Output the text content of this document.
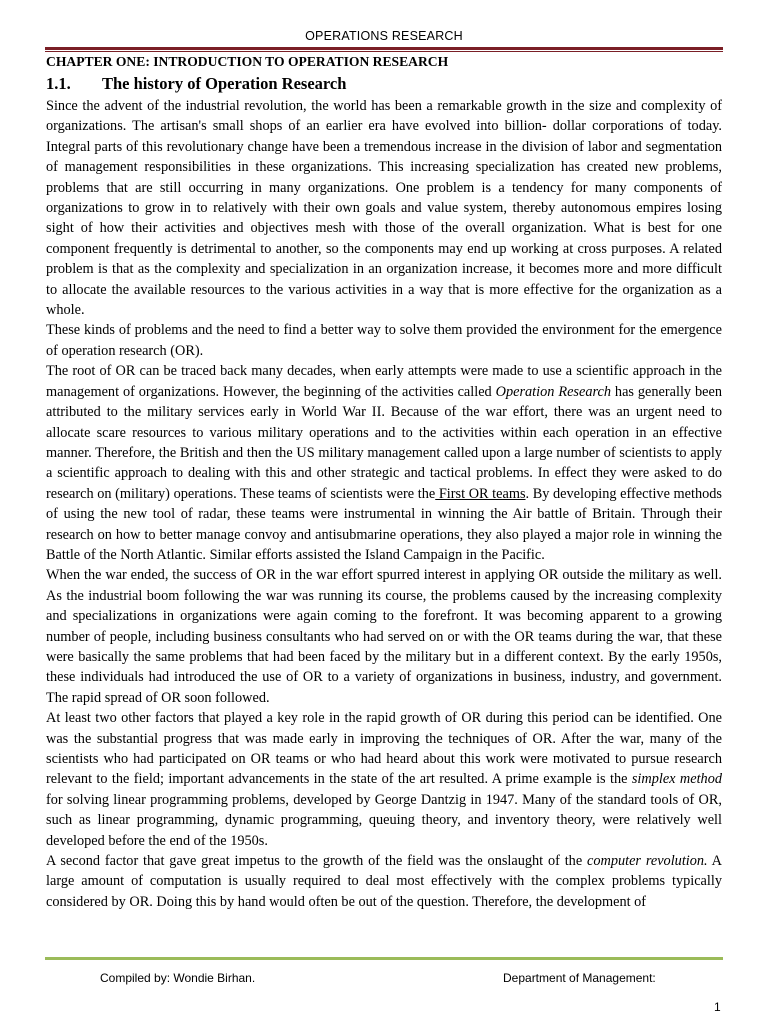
OPERATIONS RESEARCH
CHAPTER ONE: INTRODUCTION TO OPERATION RESEARCH
1.1. The history of Operation Research

Since the advent of the industrial revolution, the world has been a remarkable growth in the size and complexity of organizations. The artisan's small shops of an earlier era have evolved into billion- dollar corporations of today. Integral parts of this revolutionary change have been a tremendous increase in the division of labor and segmentation of management responsibilities in these organizations. This increasing specialization has created new problems, problems that are still occurring in many organizations. One problem is a tendency for many components of organizations to grow in to relatively with their own goals and value system, thereby autonomous empires losing sight of how their activities and objectives mesh with those of the overall organization. What is best for one component frequently is detrimental to another, so the components may end up working at cross purposes. A related problem is that as the complexity and specialization in an organization increase, it becomes more and more difficult to allocate the available resources to the various activities in a way that is more effective for the organization as a whole.

These kinds of problems and the need to find a better way to solve them provided the environment for the emergence of operation research (OR).

The root of OR can be traced back many decades, when early attempts were made to use a scientific approach in the management of organizations. However, the beginning of the activities called Operation Research has generally been attributed to the military services early in World War II. Because of the war effort, there was an urgent need to allocate scare resources to various military operations and to the activities within each operation in an effective manner. Therefore, the British and then the US military management called upon a large number of scientists to apply a scientific approach to dealing with this and other strategic and tactical problems. In effect they were asked to do research on (military) operations. These teams of scientists were the First OR teams. By developing effective methods of using the new tool of radar, these teams were instrumental in winning the Air battle of Britain. Through their research on how to better manage convoy and antisubmarine operations, they also played a major role in winning the Battle of the North Atlantic. Similar efforts assisted the Island Campaign in the Pacific.

When the war ended, the success of OR in the war effort spurred interest in applying OR outside the military as well. As the industrial boom following the war was running its course, the problems caused by the increasing complexity and specializations in organizations were again coming to the forefront. It was becoming apparent to a growing number of people, including business consultants who had served on or with the OR teams during the war, that these were basically the same problems that had been faced by the military but in a different context. By the early 1950s, these individuals had introduced the use of OR to a variety of organizations in business, industry, and government. The rapid spread of OR soon followed.

At least two other factors that played a key role in the rapid growth of OR during this period can be identified. One was the substantial progress that was made early in improving the techniques of OR. After the war, many of the scientists who had participated on OR teams or who had heard about this work were motivated to pursue research relevant to the field; important advancements in the state of the art resulted. A prime example is the simplex method for solving linear programming problems, developed by George Dantzig in 1947. Many of the standard tools of OR, such as linear programming, dynamic programming, queuing theory, and inventory theory, were relatively well developed before the end of the 1950s.

A second factor that gave great impetus to the growth of the field was the onslaught of the computer revolution. A large amount of computation is usually required to deal most effectively with the complex problems typically considered by OR. Doing this by hand would often be out of the question. Therefore, the development of

Compiled by: Wondie Birhan.	Department of Management:
1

----

* [GIVEN PROBLEM]: Every line above should be returned word for word, with the pictures left behind.

* [EXERCISE OUTPUT]:
Output the text content of this document.
OPERATIONS RESEARCH
CHAPTER ONE: INTRODUCTION TO OPERATION RESEARCH
1.1. The history of Operation Research

Since the advent of the industrial revolution, the world has been a remarkable growth in the size and complexity of organizations. The artisan's small shops of an earlier era have evolved into billion- dollar corporations of today. Integral parts of this revolutionary change have been a tremendous increase in the division of labor and segmentation of management responsibilities in these organizations. This increasing specialization has created new problems, problems that are still occurring in many organizations. One problem is a tendency for many components of organizations to grow in to relatively with their own goals and value system, thereby autonomous empires losing sight of how their activities and objectives mesh with those of the overall organization. What is best for one component frequently is detrimental to another, so the components may end up working at cross purposes. A related problem is that as the complexity and specialization in an organization increase, it becomes more and more difficult to allocate the available resources to the various activities in a way that is more effective for the organization as a whole.

These kinds of problems and the need to find a better way to solve them provided the environment for the emergence of operation research (OR).

The root of OR can be traced back many decades, when early attempts were made to use a scientific approach in the management of organizations. However, the beginning of the activities called Operation Research has generally been attributed to the military services early in World War II. Because of the war effort, there was an urgent need to allocate scare resources to various military operations and to the activities within each operation in an effective manner. Therefore, the British and then the US military management called upon a large number of scientists to apply a scientific approach to dealing with this and other strategic and tactical problems. In effect they were asked to do research on (military) operations. These teams of scientists were the First OR teams. By developing effective methods of using the new tool of radar, these teams were instrumental in winning the Air battle of Britain. Through their research on how to better manage convoy and antisubmarine operations, they also played a major role in winning the Battle of the North Atlantic. Similar efforts assisted the Island Campaign in the Pacific.

When the war ended, the success of OR in the war effort spurred interest in applying OR outside the military as well. As the industrial boom following the war was running its course, the problems caused by the increasing complexity and specializations in organizations were again coming to the forefront. It was becoming apparent to a growing number of people, including business consultants who had served on or with the OR teams during the war, that these were basically the same problems that had been faced by the military but in a different context. By the early 1950s, these individuals had introduced the use of OR to a variety of organizations in business, industry, and government. The rapid spread of OR soon followed.

At least two other factors that played a key role in the rapid growth of OR during this period can be identified. One was the substantial progress that was made early in improving the techniques of OR. After the war, many of the scientists who had participated on OR teams or who had heard about this work were motivated to pursue research relevant to the field; important advancements in the state of the art resulted. A prime example is the simplex method for solving linear programming problems, developed by George Dantzig in 1947. Many of the standard tools of OR, such as linear programming, dynamic programming, queuing theory, and inventory theory, were relatively well developed before the end of the 1950s.

A second factor that gave great impetus to the growth of the field was the onslaught of the computer revolution. A large amount of computation is usually required to deal most effectively with the complex problems typically considered by OR. Doing this by hand would often be out of the question. Therefore, the development of

Compiled by: Wondie Birhan.	Department of Management:
1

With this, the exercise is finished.